Exercise details: Give back the full listing, character for character, with no pictures.

Data records:
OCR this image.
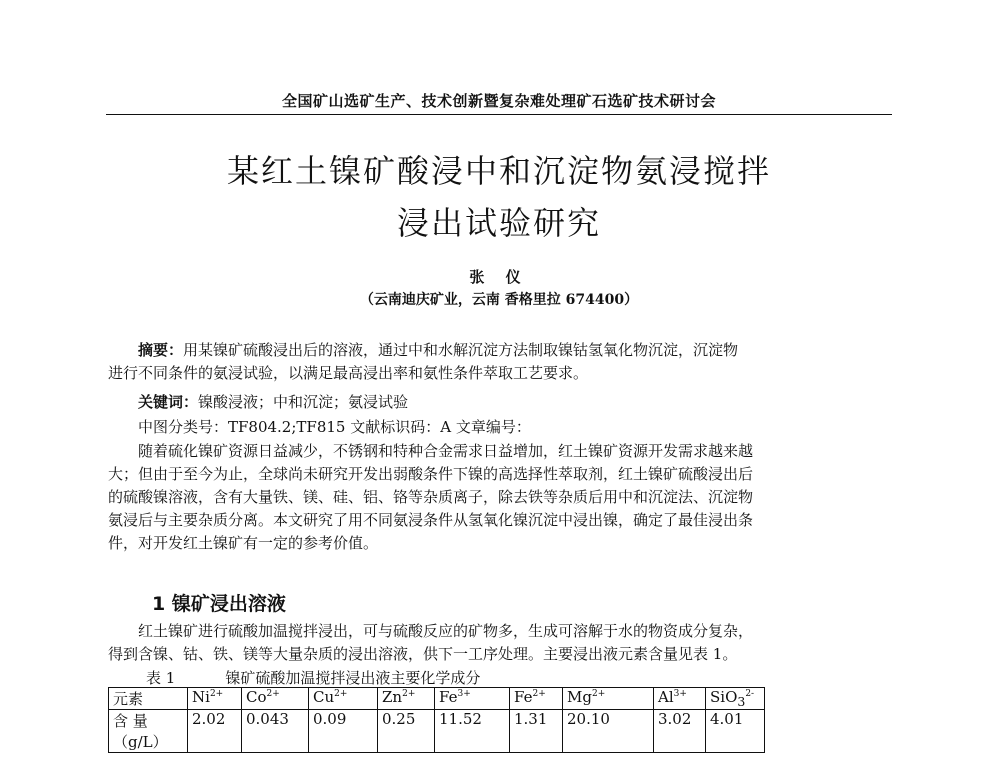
全国矿山选矿生产、技术创新暨复杂难处理矿石选矿技术研讨会
某红土镍矿酸浸中和沉淀物氨浸搅拌
浸出试验研究
张 仪
（云南迪庆矿业，云南 香格里拉 674400）
摘要：用某镍矿硫酸浸出后的溶液，通过中和水解沉淀方法制取镍钴氢氧化物沉淀，沉淀物
进行不同条件的氨浸试验，以满足最高浸出率和氨性条件萃取工艺要求。
关键词：镍酸浸液；中和沉淀；氨浸试验
中图分类号：TF804.2;TF815 文献标识码：A 文章编号：
随着硫化镍矿资源日益减少，不锈钢和特种合金需求日益增加，红土镍矿资源开发需求越来越
大；但由于至今为止，全球尚未研究开发出弱酸条件下镍的高选择性萃取剂，红土镍矿硫酸浸出后
的硫酸镍溶液，含有大量铁、镁、硅、铝、铬等杂质离子，除去铁等杂质后用中和沉淀法、沉淀物
氨浸后与主要杂质分离。本文研究了用不同氨浸条件从氢氧化镍沉淀中浸出镍，确定了最佳浸出条
件，对开发红土镍矿有一定的参考价值。
1 镍矿浸出溶液
红土镍矿进行硫酸加温搅拌浸出，可与硫酸反应的矿物多，生成可溶解于水的物资成分复杂，
得到含镍、钴、铁、镁等大量杂质的浸出溶液，供下一工序处理。主要浸出液元素含量见表 1。
表 1	镍矿硫酸加温搅拌浸出液主要化学成分
元素	$Ni^{2+}$	$Co^{2+}$	$Cu^{2+}$	$Zn^{2+}$	$Fe^{3+}$	$Fe^{2+}$	$Mg^{2+}$	$Al^{3+}$	SiO$_3^{2-}$

含 量
（g/L）	2.02	0.043	0.09	0.25	11.52	1.31	20.10	3.02	4.01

Response to this exercise:
OCR this image.
全国矿山选矿生产、技术创新暨复杂难处理矿石选矿技术研讨会
某红土镍矿酸浸中和沉淀物氨浸搅拌
浸出试验研究
张 仪
（云南迪庆矿业，云南 香格里拉 674400）
摘要：用某镍矿硫酸浸出后的溶液，通过中和水解沉淀方法制取镍钴氢氧化物沉淀，沉淀物
进行不同条件的氨浸试验，以满足最高浸出率和氨性条件萃取工艺要求。
关键词：镍酸浸液；中和沉淀；氨浸试验
中图分类号：TF804.2;TF815 文献标识码：A 文章编号：
随着硫化镍矿资源日益减少，不锈钢和特种合金需求日益增加，红土镍矿资源开发需求越来越
大；但由于至今为止，全球尚未研究开发出弱酸条件下镍的高选择性萃取剂，红土镍矿硫酸浸出后
的硫酸镍溶液，含有大量铁、镁、硅、铝、铬等杂质离子，除去铁等杂质后用中和沉淀法、沉淀物
氨浸后与主要杂质分离。本文研究了用不同氨浸条件从氢氧化镍沉淀中浸出镍，确定了最佳浸出条
件，对开发红土镍矿有一定的参考价值。
1 镍矿浸出溶液
红土镍矿进行硫酸加温搅拌浸出，可与硫酸反应的矿物多，生成可溶解于水的物资成分复杂，
得到含镍、钴、铁、镁等大量杂质的浸出溶液，供下一工序处理。主要浸出液元素含量见表 1。
表 1	镍矿硫酸加温搅拌浸出液主要化学成分
元素	$Ni^{2+}$	$Co^{2+}$	$Cu^{2+}$	$Zn^{2+}$	$Fe^{3+}$	$Fe^{2+}$	$Mg^{2+}$	$Al^{3+}$	SiO$_3^{2-}$

含 量
（g/L）	2.02	0.043	0.09	0.25	11.52	1.31	20.10	3.02	4.01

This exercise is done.